## Challenge
Below is a listing. Gather each line of it that contains "Целевые".

## Data for this task
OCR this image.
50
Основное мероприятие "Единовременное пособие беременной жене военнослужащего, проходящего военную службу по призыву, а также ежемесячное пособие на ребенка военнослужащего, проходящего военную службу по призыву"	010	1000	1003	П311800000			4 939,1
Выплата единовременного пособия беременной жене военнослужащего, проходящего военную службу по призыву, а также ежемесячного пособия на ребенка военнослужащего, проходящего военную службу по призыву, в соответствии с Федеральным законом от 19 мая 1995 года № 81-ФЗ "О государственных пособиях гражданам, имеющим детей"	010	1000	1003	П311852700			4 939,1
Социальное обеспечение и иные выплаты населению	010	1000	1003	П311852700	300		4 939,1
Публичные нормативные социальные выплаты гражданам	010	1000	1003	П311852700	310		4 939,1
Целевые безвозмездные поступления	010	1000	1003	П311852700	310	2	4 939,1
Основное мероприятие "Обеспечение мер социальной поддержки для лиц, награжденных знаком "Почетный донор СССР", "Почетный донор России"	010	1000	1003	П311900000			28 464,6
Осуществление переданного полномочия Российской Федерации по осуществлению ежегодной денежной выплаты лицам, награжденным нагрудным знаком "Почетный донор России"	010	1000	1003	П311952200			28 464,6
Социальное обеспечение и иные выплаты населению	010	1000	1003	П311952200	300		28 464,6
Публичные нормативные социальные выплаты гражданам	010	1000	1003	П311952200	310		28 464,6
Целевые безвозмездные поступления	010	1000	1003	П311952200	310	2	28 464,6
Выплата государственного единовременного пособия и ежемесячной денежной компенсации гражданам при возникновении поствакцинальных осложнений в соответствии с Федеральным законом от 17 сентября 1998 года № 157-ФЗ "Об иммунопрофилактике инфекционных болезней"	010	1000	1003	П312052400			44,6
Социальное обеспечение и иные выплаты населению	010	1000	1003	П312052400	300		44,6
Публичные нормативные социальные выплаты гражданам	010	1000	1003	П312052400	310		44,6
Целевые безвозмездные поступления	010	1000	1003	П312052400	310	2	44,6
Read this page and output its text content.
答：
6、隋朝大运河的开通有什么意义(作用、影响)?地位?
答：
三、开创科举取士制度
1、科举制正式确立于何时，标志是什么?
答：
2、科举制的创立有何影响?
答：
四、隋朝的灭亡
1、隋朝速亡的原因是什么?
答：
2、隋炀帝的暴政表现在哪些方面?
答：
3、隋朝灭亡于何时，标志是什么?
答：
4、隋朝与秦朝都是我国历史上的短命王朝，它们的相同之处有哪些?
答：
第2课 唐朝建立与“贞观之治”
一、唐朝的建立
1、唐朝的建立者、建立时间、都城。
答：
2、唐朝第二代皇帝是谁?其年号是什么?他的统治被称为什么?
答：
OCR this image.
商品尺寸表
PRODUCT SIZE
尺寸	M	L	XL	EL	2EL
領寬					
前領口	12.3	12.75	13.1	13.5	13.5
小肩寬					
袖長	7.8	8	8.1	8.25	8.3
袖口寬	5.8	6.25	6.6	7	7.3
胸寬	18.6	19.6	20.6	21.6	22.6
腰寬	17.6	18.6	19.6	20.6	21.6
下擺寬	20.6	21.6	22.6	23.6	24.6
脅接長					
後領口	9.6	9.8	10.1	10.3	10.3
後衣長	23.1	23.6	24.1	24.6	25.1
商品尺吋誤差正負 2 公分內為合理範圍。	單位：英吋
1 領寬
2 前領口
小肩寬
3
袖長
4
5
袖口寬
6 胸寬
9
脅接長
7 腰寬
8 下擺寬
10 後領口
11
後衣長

## The reply
Целевые безвозмездные поступления	010	1000	1003	П311852700	310	2	4 939,1
Целевые безвозмездные поступления	010	1000	1003	П311952200	310	2	28 464,6
Целевые безвозмездные поступления	010	1000	1003	П312052400	310	2	44,6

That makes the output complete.